● What is needed
Search the records for "with". Copy every line where it appears.

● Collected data
▬▬▬▬▬▬
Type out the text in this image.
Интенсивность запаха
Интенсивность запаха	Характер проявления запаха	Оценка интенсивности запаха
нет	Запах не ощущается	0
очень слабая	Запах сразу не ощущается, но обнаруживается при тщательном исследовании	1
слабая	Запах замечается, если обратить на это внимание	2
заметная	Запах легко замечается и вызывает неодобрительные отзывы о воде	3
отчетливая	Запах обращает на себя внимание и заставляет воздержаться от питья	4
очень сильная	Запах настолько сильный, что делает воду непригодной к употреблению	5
▬▬▬▬▬▬
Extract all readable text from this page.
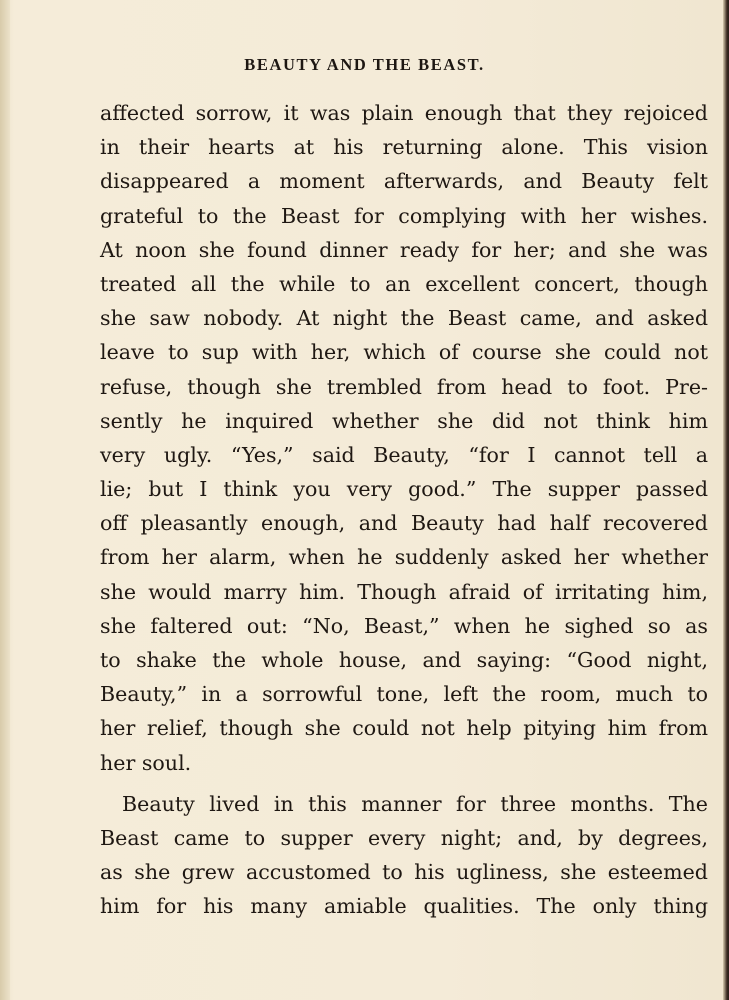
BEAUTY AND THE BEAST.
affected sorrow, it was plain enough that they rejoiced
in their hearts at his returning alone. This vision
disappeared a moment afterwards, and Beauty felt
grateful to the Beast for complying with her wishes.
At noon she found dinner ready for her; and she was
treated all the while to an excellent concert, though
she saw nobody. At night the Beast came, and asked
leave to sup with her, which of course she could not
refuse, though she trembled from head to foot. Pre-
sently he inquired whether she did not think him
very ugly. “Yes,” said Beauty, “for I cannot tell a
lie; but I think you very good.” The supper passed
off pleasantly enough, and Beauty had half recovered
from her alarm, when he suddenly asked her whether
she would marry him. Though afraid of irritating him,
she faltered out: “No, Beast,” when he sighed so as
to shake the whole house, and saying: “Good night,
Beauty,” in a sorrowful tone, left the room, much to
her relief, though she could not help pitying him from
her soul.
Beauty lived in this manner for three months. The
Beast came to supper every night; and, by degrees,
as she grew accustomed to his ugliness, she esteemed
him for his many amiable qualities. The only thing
▬▬▬▬▬▬
● Finished answer
grateful to the Beast for complying with her wishes.
leave to sup with her, which of course she could not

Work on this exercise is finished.